_Work required:_ Could you write out the records below exactly as they appear?

_Dataset records:_
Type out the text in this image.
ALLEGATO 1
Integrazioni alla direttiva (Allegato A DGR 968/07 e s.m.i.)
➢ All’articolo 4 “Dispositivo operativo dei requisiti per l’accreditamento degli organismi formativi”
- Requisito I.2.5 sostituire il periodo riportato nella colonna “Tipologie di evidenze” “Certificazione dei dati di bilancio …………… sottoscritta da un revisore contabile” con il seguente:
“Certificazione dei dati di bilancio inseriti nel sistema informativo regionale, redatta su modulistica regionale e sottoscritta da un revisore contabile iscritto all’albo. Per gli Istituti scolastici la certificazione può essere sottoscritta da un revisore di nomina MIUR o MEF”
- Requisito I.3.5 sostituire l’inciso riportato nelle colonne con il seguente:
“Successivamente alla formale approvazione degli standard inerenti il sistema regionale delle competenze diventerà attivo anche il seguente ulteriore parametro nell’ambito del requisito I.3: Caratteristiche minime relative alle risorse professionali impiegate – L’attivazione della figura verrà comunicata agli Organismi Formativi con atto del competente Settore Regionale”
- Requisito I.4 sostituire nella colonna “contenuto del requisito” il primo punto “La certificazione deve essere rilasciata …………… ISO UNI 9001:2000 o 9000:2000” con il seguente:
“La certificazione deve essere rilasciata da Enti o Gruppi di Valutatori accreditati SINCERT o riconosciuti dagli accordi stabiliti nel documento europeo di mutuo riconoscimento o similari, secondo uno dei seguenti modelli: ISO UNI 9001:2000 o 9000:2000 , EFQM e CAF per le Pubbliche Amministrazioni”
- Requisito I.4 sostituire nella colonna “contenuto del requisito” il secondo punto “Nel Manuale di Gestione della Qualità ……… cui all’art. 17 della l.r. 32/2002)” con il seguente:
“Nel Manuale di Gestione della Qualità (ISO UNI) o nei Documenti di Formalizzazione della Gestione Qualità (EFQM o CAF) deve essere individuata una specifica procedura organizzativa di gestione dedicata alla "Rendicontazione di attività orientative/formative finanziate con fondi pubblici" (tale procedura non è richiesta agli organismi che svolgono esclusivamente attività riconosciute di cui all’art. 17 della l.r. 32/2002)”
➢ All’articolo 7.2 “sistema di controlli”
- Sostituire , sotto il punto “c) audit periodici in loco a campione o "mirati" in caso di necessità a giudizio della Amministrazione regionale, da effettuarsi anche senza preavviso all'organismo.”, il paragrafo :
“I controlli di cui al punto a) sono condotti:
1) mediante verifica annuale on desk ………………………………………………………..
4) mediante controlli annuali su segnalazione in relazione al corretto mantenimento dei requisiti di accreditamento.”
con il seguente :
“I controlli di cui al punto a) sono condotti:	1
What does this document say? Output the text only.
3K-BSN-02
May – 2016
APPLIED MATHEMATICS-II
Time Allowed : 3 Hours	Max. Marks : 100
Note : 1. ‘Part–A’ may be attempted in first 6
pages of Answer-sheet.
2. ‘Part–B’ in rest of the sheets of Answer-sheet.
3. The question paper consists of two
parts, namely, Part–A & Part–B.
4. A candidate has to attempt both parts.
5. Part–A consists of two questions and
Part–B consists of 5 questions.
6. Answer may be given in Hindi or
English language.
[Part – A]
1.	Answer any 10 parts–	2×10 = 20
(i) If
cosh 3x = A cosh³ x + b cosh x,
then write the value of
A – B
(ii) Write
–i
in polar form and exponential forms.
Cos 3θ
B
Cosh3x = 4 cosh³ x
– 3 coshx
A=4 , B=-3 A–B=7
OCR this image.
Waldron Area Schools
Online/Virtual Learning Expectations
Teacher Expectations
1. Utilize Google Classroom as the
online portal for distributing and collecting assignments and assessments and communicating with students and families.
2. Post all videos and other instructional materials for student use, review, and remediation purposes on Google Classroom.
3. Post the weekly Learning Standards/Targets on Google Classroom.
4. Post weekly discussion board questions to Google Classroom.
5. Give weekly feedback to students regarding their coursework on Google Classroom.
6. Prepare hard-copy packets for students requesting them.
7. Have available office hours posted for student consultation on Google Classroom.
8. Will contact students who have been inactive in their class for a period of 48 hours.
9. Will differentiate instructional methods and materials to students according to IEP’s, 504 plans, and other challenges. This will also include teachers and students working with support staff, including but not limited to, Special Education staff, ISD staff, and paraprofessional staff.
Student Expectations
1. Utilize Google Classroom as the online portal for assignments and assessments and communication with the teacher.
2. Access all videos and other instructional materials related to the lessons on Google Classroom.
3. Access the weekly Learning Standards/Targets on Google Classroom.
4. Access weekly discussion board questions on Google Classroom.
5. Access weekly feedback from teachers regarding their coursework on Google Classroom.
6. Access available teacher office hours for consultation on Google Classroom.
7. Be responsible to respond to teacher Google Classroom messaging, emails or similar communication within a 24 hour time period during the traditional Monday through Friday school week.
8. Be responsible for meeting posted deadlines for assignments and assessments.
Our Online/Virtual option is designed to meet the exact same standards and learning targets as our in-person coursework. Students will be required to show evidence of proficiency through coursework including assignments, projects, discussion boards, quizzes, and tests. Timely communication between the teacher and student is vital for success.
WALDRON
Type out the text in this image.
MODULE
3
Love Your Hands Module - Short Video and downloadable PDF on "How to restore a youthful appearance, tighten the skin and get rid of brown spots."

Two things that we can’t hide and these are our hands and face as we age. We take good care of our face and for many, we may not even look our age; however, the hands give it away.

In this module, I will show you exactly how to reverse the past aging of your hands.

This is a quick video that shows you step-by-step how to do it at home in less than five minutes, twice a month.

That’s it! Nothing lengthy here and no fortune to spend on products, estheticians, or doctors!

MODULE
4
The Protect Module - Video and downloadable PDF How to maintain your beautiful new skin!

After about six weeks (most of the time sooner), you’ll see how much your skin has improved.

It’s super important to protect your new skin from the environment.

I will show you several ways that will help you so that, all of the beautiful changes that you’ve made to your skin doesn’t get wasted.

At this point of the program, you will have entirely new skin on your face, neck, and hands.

_Reply to the exercise:_
Type out the text in this image.
ALLEGATO 1
Integrazioni alla direttiva (Allegato A DGR 968/07 e s.m.i.)
➢ All’articolo 4 “Dispositivo operativo dei requisiti per l’accreditamento degli organismi formativi”
- Requisito I.2.5 sostituire il periodo riportato nella colonna “Tipologie di evidenze” “Certificazione dei dati di bilancio …………… sottoscritta da un revisore contabile” con il seguente:
“Certificazione dei dati di bilancio inseriti nel sistema informativo regionale, redatta su modulistica regionale e sottoscritta da un revisore contabile iscritto all’albo. Per gli Istituti scolastici la certificazione può essere sottoscritta da un revisore di nomina MIUR o MEF”
- Requisito I.3.5 sostituire l’inciso riportato nelle colonne con il seguente:
“Successivamente alla formale approvazione degli standard inerenti il sistema regionale delle competenze diventerà attivo anche il seguente ulteriore parametro nell’ambito del requisito I.3: Caratteristiche minime relative alle risorse professionali impiegate – L’attivazione della figura verrà comunicata agli Organismi Formativi con atto del competente Settore Regionale”
- Requisito I.4 sostituire nella colonna “contenuto del requisito” il primo punto “La certificazione deve essere rilasciata …………… ISO UNI 9001:2000 o 9000:2000” con il seguente:
“La certificazione deve essere rilasciata da Enti o Gruppi di Valutatori accreditati SINCERT o riconosciuti dagli accordi stabiliti nel documento europeo di mutuo riconoscimento o similari, secondo uno dei seguenti modelli: ISO UNI 9001:2000 o 9000:2000 , EFQM e CAF per le Pubbliche Amministrazioni”
- Requisito I.4 sostituire nella colonna “contenuto del requisito” il secondo punto “Nel Manuale di Gestione della Qualità ……… cui all’art. 17 della l.r. 32/2002)” con il seguente:
“Nel Manuale di Gestione della Qualità (ISO UNI) o nei Documenti di Formalizzazione della Gestione Qualità (EFQM o CAF) deve essere individuata una specifica procedura organizzativa di gestione dedicata alla "Rendicontazione di attività orientative/formative finanziate con fondi pubblici" (tale procedura non è richiesta agli organismi che svolgono esclusivamente attività riconosciute di cui all’art. 17 della l.r. 32/2002)”
➢ All’articolo 7.2 “sistema di controlli”
- Sostituire , sotto il punto “c) audit periodici in loco a campione o "mirati" in caso di necessità a giudizio della Amministrazione regionale, da effettuarsi anche senza preavviso all'organismo.”, il paragrafo :
“I controlli di cui al punto a) sono condotti:
1) mediante verifica annuale on desk ………………………………………………………..
4) mediante controlli annuali su segnalazione in relazione al corretto mantenimento dei requisiti di accreditamento.”
con il seguente :
“I controlli di cui al punto a) sono condotti:	1
What does this document say? Output the text only.
3K-BSN-02
May – 2016
APPLIED MATHEMATICS-II
Time Allowed : 3 Hours	Max. Marks : 100
Note : 1. ‘Part–A’ may be attempted in first 6
pages of Answer-sheet.
2. ‘Part–B’ in rest of the sheets of Answer-sheet.
3. The question paper consists of two
parts, namely, Part–A & Part–B.
4. A candidate has to attempt both parts.
5. Part–A consists of two questions and
Part–B consists of 5 questions.
6. Answer may be given in Hindi or
English language.
[Part – A]
1.	Answer any 10 parts–	2×10 = 20
(i) If
cosh 3x = A cosh³ x + b cosh x,
then write the value of
A – B
(ii) Write
–i
in polar form and exponential forms.
Cos 3θ
B
Cosh3x = 4 cosh³ x
– 3 coshx
A=4 , B=-3 A–B=7
OCR this image.
Waldron Area Schools
Online/Virtual Learning Expectations
Teacher Expectations
1. Utilize Google Classroom as the
online portal for distributing and collecting assignments and assessments and communicating with students and families.
2. Post all videos and other instructional materials for student use, review, and remediation purposes on Google Classroom.
3. Post the weekly Learning Standards/Targets on Google Classroom.
4. Post weekly discussion board questions to Google Classroom.
5. Give weekly feedback to students regarding their coursework on Google Classroom.
6. Prepare hard-copy packets for students requesting them.
7. Have available office hours posted for student consultation on Google Classroom.
8. Will contact students who have been inactive in their class for a period of 48 hours.
9. Will differentiate instructional methods and materials to students according to IEP’s, 504 plans, and other challenges. This will also include teachers and students working with support staff, including but not limited to, Special Education staff, ISD staff, and paraprofessional staff.
Student Expectations
1. Utilize Google Classroom as the online portal for assignments and assessments and communication with the teacher.
2. Access all videos and other instructional materials related to the lessons on Google Classroom.
3. Access the weekly Learning Standards/Targets on Google Classroom.
4. Access weekly discussion board questions on Google Classroom.
5. Access weekly feedback from teachers regarding their coursework on Google Classroom.
6. Access available teacher office hours for consultation on Google Classroom.
7. Be responsible to respond to teacher Google Classroom messaging, emails or similar communication within a 24 hour time period during the traditional Monday through Friday school week.
8. Be responsible for meeting posted deadlines for assignments and assessments.
Our Online/Virtual option is designed to meet the exact same standards and learning targets as our in-person coursework. Students will be required to show evidence of proficiency through coursework including assignments, projects, discussion boards, quizzes, and tests. Timely communication between the teacher and student is vital for success.
WALDRON
Type out the text in this image.
MODULE
3
Love Your Hands Module - Short Video and downloadable PDF on "How to restore a youthful appearance, tighten the skin and get rid of brown spots."

Two things that we can’t hide and these are our hands and face as we age. We take good care of our face and for many, we may not even look our age; however, the hands give it away.

In this module, I will show you exactly how to reverse the past aging of your hands.

This is a quick video that shows you step-by-step how to do it at home in less than five minutes, twice a month.

That’s it! Nothing lengthy here and no fortune to spend on products, estheticians, or doctors!

MODULE
4
The Protect Module - Video and downloadable PDF How to maintain your beautiful new skin!

After about six weeks (most of the time sooner), you’ll see how much your skin has improved.

It’s super important to protect your new skin from the environment.

I will show you several ways that will help you so that, all of the beautiful changes that you’ve made to your skin doesn’t get wasted.

At this point of the program, you will have entirely new skin on your face, neck, and hands.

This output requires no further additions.